- What you will do
Look through the records and report how many lines include the word "August", with no other words.

start

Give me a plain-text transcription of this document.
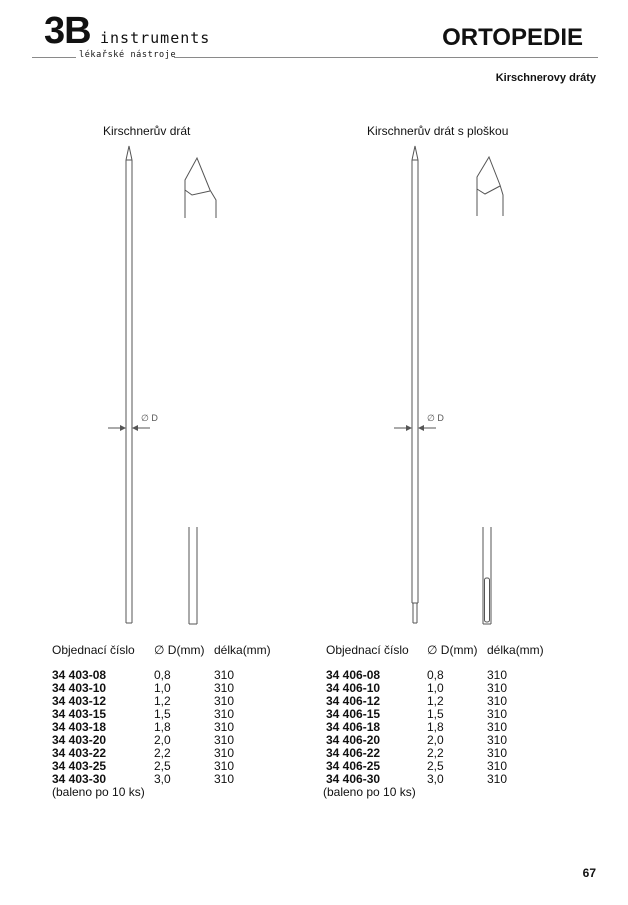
3B instruments
lékařské nástroje
ORTOPEDIE
Kirschnerovy dráty
Kirschnerův drát	Kirschnerův drát s ploškou
∅ D	∅ D
Objednací číslo ∅ D(mm) délka(mm)
34 403-08	0,8	310
34 403-10	1,0	310
34 403-12	1,2	310
34 403-15	1,5	310
34 403-18	1,8	310
34 403-20	2,0	310
34 403-22	2,2	310
34 403-25	2,5	310
34 403-30	3,0	310
(baleno po 10 ks)
Objednací číslo ∅ D(mm) délka(mm)
34 406-08	0,8	310
34 406-10	1,0	310
34 406-12	1,2	310
34 406-15	1,5	310
34 406-18	1,8	310
34 406-20	2,0	310
34 406-22	2,2	310
34 406-25	2,5	310
34 406-30	3,0	310
(baleno po 10 ks)
67
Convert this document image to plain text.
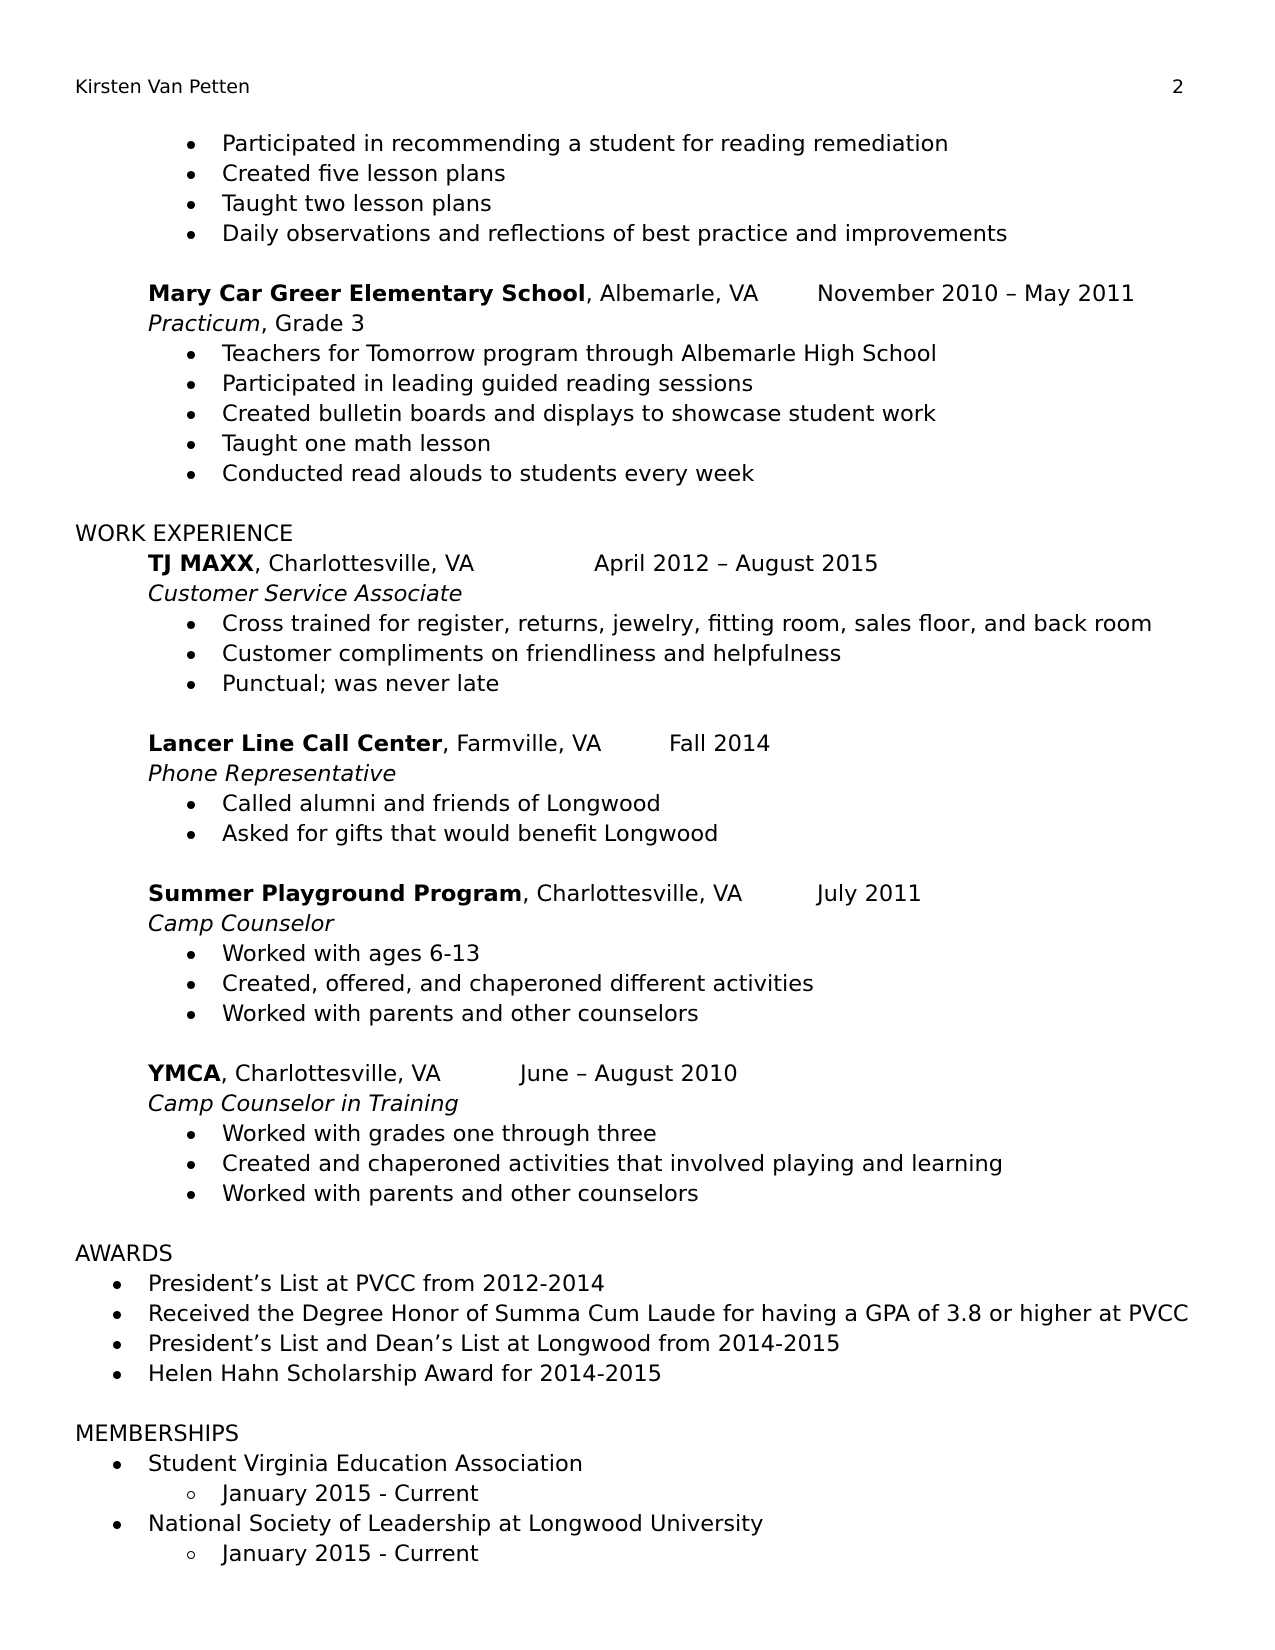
Kirsten Van Petten	2
Participated in recommending a student for reading remediation
Created five lesson plans
Taught two lesson plans
Daily observations and reflections of best practice and improvements
Mary Car Greer Elementary School, Albemarle, VA	November 2010 – May 2011
Practicum, Grade 3
Teachers for Tomorrow program through Albemarle High School
Participated in leading guided reading sessions
Created bulletin boards and displays to showcase student work
Taught one math lesson
Conducted read alouds to students every week
WORK EXPERIENCE
TJ MAXX, Charlottesville, VA	April 2012 – August 2015
Customer Service Associate
Cross trained for register, returns, jewelry, fitting room, sales floor, and back room
Customer compliments on friendliness and helpfulness
Punctual; was never late
Lancer Line Call Center, Farmville, VA	Fall 2014
Phone Representative
Called alumni and friends of Longwood
Asked for gifts that would benefit Longwood
Summer Playground Program, Charlottesville, VA	July 2011
Camp Counselor
Worked with ages 6-13
Created, offered, and chaperoned different activities
Worked with parents and other counselors
YMCA, Charlottesville, VA	June – August 2010
Camp Counselor in Training
Worked with grades one through three
Created and chaperoned activities that involved playing and learning
Worked with parents and other counselors
AWARDS
President’s List at PVCC from 2012-2014
Received the Degree Honor of Summa Cum Laude for having a GPA of 3.8 or higher at PVCC
President’s List and Dean’s List at Longwood from 2014-2015
Helen Hahn Scholarship Award for 2014-2015
MEMBERSHIPS
Student Virginia Education Association
January 2015 - Current
National Society of Leadership at Longwood University
January 2015 - Current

end

- Answer below
2